> What to work on
Skip every picture and transcribe the remaining material exactly.

> Rows from a figure dataset
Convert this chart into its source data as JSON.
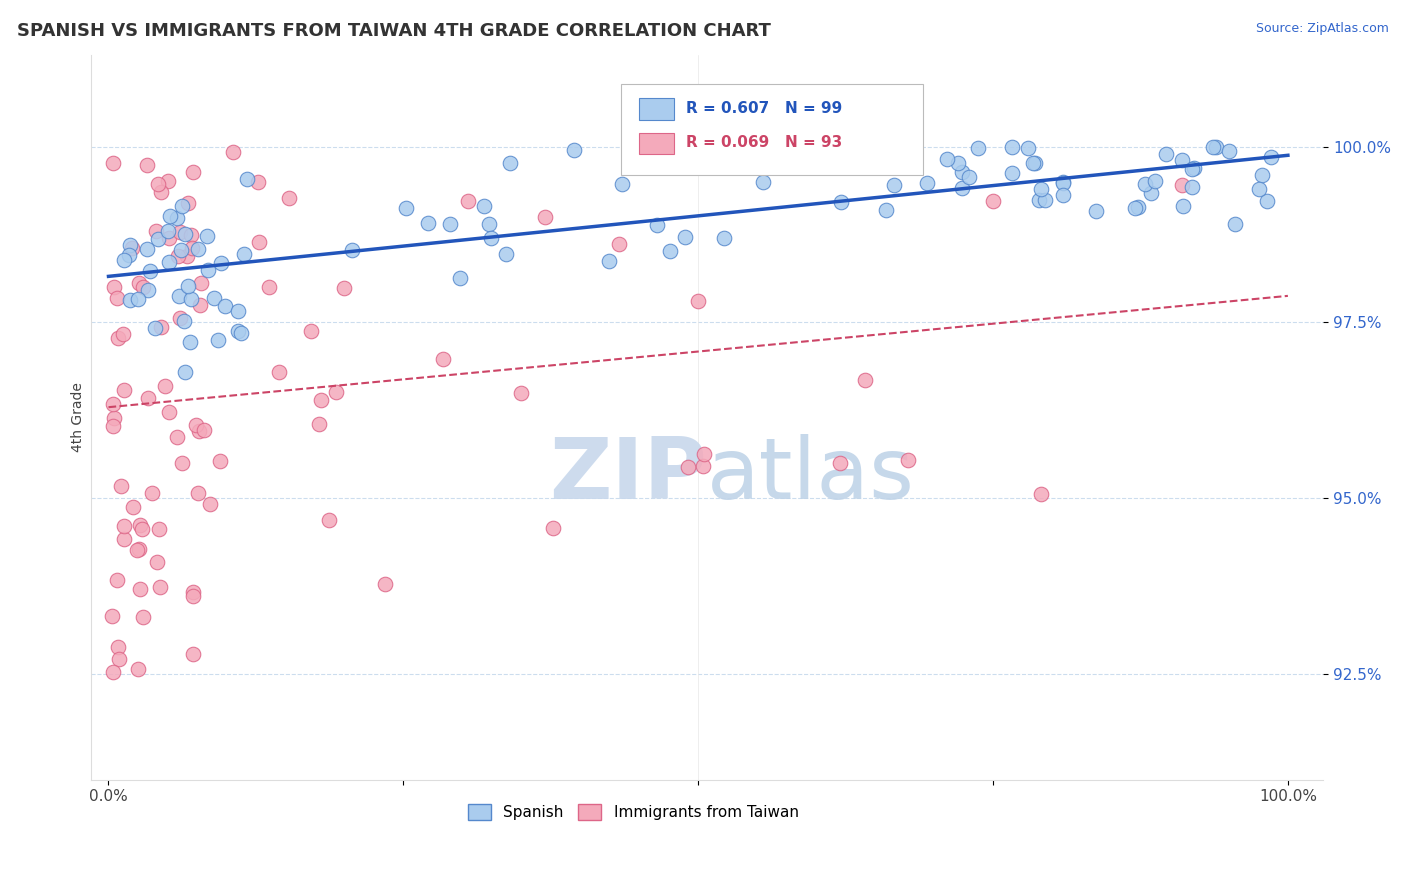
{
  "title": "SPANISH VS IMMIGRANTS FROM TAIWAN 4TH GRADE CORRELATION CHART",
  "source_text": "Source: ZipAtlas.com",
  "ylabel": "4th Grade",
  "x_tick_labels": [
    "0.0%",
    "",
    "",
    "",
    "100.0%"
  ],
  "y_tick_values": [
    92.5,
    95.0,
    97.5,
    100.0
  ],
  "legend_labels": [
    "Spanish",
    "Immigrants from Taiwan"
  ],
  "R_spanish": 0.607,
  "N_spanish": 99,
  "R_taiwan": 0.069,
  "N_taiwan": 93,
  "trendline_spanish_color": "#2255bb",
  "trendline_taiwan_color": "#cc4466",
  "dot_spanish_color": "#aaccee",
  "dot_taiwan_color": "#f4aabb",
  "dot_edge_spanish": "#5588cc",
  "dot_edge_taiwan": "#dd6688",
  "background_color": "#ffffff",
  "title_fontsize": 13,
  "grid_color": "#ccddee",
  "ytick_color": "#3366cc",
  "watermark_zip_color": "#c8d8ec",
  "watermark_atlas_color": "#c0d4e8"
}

> Result of this task
Convert this chart into its source data as JSON.
{
  "title": "SPANISH VS IMMIGRANTS FROM TAIWAN 4TH GRADE CORRELATION CHART",
  "source_text": "Source: ZipAtlas.com",
  "ylabel": "4th Grade",
  "x_tick_labels": [
    "0.0%",
    "",
    "",
    "",
    "100.0%"
  ],
  "y_tick_values": [
    92.5,
    95.0,
    97.5,
    100.0
  ],
  "legend_labels": [
    "Spanish",
    "Immigrants from Taiwan"
  ],
  "R_spanish": 0.607,
  "N_spanish": 99,
  "R_taiwan": 0.069,
  "N_taiwan": 93,
  "trendline_spanish_color": "#2255bb",
  "trendline_taiwan_color": "#cc4466",
  "dot_spanish_color": "#aaccee",
  "dot_taiwan_color": "#f4aabb",
  "dot_edge_spanish": "#5588cc",
  "dot_edge_taiwan": "#dd6688",
  "background_color": "#ffffff",
  "title_fontsize": 13,
  "grid_color": "#ccddee",
  "ytick_color": "#3366cc",
  "watermark_zip_color": "#c8d8ec",
  "watermark_atlas_color": "#c0d4e8"
}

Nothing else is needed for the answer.